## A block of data
-- Begin --

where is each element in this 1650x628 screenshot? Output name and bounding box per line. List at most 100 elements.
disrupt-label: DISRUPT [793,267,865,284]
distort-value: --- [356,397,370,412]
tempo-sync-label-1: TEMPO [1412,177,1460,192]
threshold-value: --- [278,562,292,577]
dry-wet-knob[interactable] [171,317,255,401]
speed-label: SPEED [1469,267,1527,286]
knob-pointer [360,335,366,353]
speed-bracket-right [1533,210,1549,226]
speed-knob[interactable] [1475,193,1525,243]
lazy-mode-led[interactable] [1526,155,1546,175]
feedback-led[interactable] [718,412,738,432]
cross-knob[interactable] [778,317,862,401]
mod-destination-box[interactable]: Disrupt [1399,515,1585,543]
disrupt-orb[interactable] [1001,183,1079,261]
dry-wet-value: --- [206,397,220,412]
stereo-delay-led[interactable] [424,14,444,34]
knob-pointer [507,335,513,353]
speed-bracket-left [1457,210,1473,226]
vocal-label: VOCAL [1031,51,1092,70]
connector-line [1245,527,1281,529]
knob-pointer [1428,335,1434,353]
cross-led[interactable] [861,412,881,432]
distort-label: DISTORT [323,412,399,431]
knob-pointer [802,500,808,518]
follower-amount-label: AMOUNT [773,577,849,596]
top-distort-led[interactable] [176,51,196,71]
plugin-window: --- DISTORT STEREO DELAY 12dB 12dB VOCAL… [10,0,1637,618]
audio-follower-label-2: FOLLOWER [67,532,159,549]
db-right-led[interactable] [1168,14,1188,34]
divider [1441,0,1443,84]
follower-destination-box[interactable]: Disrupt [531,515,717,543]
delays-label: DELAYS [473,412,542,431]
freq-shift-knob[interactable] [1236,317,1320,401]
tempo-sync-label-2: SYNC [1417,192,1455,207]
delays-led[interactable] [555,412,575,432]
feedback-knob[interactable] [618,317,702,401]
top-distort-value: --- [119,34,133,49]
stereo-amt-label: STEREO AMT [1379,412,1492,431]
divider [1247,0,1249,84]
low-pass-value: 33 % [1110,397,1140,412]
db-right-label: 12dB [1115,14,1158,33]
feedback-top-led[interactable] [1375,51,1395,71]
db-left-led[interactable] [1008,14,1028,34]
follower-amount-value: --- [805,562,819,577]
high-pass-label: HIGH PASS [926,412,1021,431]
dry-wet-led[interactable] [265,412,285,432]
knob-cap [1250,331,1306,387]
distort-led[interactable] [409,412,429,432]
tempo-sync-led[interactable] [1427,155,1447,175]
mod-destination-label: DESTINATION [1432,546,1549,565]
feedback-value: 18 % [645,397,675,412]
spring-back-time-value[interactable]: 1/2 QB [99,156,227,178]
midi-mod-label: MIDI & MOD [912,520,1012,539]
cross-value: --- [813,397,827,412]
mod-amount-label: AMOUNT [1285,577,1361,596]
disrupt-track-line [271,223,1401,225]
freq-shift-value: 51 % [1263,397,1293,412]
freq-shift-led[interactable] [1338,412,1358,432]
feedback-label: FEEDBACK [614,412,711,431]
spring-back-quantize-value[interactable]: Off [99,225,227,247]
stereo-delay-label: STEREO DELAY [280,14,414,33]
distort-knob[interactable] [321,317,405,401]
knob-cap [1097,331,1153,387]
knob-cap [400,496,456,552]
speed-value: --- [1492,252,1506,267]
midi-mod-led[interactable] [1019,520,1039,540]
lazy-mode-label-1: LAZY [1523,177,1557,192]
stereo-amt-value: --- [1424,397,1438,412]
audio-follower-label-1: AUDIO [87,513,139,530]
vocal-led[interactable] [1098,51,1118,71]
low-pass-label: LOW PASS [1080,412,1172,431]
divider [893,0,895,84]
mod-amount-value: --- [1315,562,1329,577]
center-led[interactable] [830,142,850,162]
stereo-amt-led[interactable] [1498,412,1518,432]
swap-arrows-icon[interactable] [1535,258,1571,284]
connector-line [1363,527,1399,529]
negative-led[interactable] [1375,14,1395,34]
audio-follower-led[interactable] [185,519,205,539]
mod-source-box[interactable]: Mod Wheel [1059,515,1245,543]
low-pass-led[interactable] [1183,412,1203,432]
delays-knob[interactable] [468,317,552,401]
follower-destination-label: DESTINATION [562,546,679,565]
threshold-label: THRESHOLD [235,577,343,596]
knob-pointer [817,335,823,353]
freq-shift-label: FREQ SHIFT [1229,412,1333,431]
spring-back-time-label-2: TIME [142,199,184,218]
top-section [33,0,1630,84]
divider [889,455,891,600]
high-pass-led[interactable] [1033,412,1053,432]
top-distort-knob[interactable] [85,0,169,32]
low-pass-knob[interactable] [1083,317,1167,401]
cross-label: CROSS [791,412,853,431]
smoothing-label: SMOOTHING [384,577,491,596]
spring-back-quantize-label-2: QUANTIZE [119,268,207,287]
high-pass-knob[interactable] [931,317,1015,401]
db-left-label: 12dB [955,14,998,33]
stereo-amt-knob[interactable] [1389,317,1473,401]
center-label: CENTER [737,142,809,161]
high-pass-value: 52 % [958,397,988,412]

-- End --

## Work to be completed
Rename "knob-pointer" to "knob-indicator" everywhere it appears in the records. Leave every other part of the lines as it is.

## Result for this task
where is each element in this 1650x628 screenshot? Output name and bounding box per line. List at most 100 elements.
disrupt-label: DISRUPT [793,267,865,284]
distort-value: --- [356,397,370,412]
tempo-sync-label-1: TEMPO [1412,177,1460,192]
threshold-value: --- [278,562,292,577]
dry-wet-knob[interactable] [171,317,255,401]
speed-label: SPEED [1469,267,1527,286]
knob-indicator [360,335,366,353]
speed-bracket-right [1533,210,1549,226]
speed-knob[interactable] [1475,193,1525,243]
lazy-mode-led[interactable] [1526,155,1546,175]
feedback-led[interactable] [718,412,738,432]
cross-knob[interactable] [778,317,862,401]
mod-destination-box[interactable]: Disrupt [1399,515,1585,543]
disrupt-orb[interactable] [1001,183,1079,261]
dry-wet-value: --- [206,397,220,412]
stereo-delay-led[interactable] [424,14,444,34]
knob-indicator [507,335,513,353]
speed-bracket-left [1457,210,1473,226]
vocal-label: VOCAL [1031,51,1092,70]
connector-line [1245,527,1281,529]
knob-indicator [1428,335,1434,353]
cross-led[interactable] [861,412,881,432]
distort-label: DISTORT [323,412,399,431]
knob-indicator [802,500,808,518]
follower-amount-label: AMOUNT [773,577,849,596]
top-distort-led[interactable] [176,51,196,71]
plugin-window: --- DISTORT STEREO DELAY 12dB 12dB VOCAL… [10,0,1637,618]
audio-follower-label-2: FOLLOWER [67,532,159,549]
db-right-led[interactable] [1168,14,1188,34]
divider [1441,0,1443,84]
follower-destination-box[interactable]: Disrupt [531,515,717,543]
delays-label: DELAYS [473,412,542,431]
freq-shift-knob[interactable] [1236,317,1320,401]
tempo-sync-label-2: SYNC [1417,192,1455,207]
delays-led[interactable] [555,412,575,432]
feedback-knob[interactable] [618,317,702,401]
top-distort-value: --- [119,34,133,49]
stereo-amt-label: STEREO AMT [1379,412,1492,431]
divider [1247,0,1249,84]
low-pass-value: 33 % [1110,397,1140,412]
db-right-label: 12dB [1115,14,1158,33]
feedback-top-led[interactable] [1375,51,1395,71]
db-left-led[interactable] [1008,14,1028,34]
follower-amount-value: --- [805,562,819,577]
high-pass-label: HIGH PASS [926,412,1021,431]
dry-wet-led[interactable] [265,412,285,432]
knob-cap [1250,331,1306,387]
distort-led[interactable] [409,412,429,432]
tempo-sync-led[interactable] [1427,155,1447,175]
mod-destination-label: DESTINATION [1432,546,1549,565]
feedback-value: 18 % [645,397,675,412]
spring-back-time-value[interactable]: 1/2 QB [99,156,227,178]
midi-mod-label: MIDI & MOD [912,520,1012,539]
cross-value: --- [813,397,827,412]
mod-amount-label: AMOUNT [1285,577,1361,596]
disrupt-track-line [271,223,1401,225]
freq-shift-value: 51 % [1263,397,1293,412]
freq-shift-led[interactable] [1338,412,1358,432]
feedback-label: FEEDBACK [614,412,711,431]
spring-back-quantize-value[interactable]: Off [99,225,227,247]
stereo-delay-label: STEREO DELAY [280,14,414,33]
distort-knob[interactable] [321,317,405,401]
knob-cap [1097,331,1153,387]
knob-cap [400,496,456,552]
speed-value: --- [1492,252,1506,267]
midi-mod-led[interactable] [1019,520,1039,540]
lazy-mode-label-1: LAZY [1523,177,1557,192]
stereo-amt-value: --- [1424,397,1438,412]
audio-follower-label-1: AUDIO [87,513,139,530]
vocal-led[interactable] [1098,51,1118,71]
low-pass-label: LOW PASS [1080,412,1172,431]
divider [893,0,895,84]
mod-amount-value: --- [1315,562,1329,577]
center-led[interactable] [830,142,850,162]
stereo-amt-led[interactable] [1498,412,1518,432]
swap-arrows-icon[interactable] [1535,258,1571,284]
connector-line [1363,527,1399,529]
negative-led[interactable] [1375,14,1395,34]
audio-follower-led[interactable] [185,519,205,539]
mod-source-box[interactable]: Mod Wheel [1059,515,1245,543]
low-pass-led[interactable] [1183,412,1203,432]
delays-knob[interactable] [468,317,552,401]
follower-destination-label: DESTINATION [562,546,679,565]
threshold-label: THRESHOLD [235,577,343,596]
knob-indicator [817,335,823,353]
freq-shift-label: FREQ SHIFT [1229,412,1333,431]
spring-back-time-label-2: TIME [142,199,184,218]
top-section [33,0,1630,84]
divider [889,455,891,600]
high-pass-led[interactable] [1033,412,1053,432]
top-distort-knob[interactable] [85,0,169,32]
low-pass-knob[interactable] [1083,317,1167,401]
cross-label: CROSS [791,412,853,431]
smoothing-label: SMOOTHING [384,577,491,596]
spring-back-quantize-label-2: QUANTIZE [119,268,207,287]
high-pass-knob[interactable] [931,317,1015,401]
db-left-label: 12dB [955,14,998,33]
stereo-amt-knob[interactable] [1389,317,1473,401]
center-label: CENTER [737,142,809,161]
high-pass-value: 52 % [958,397,988,412]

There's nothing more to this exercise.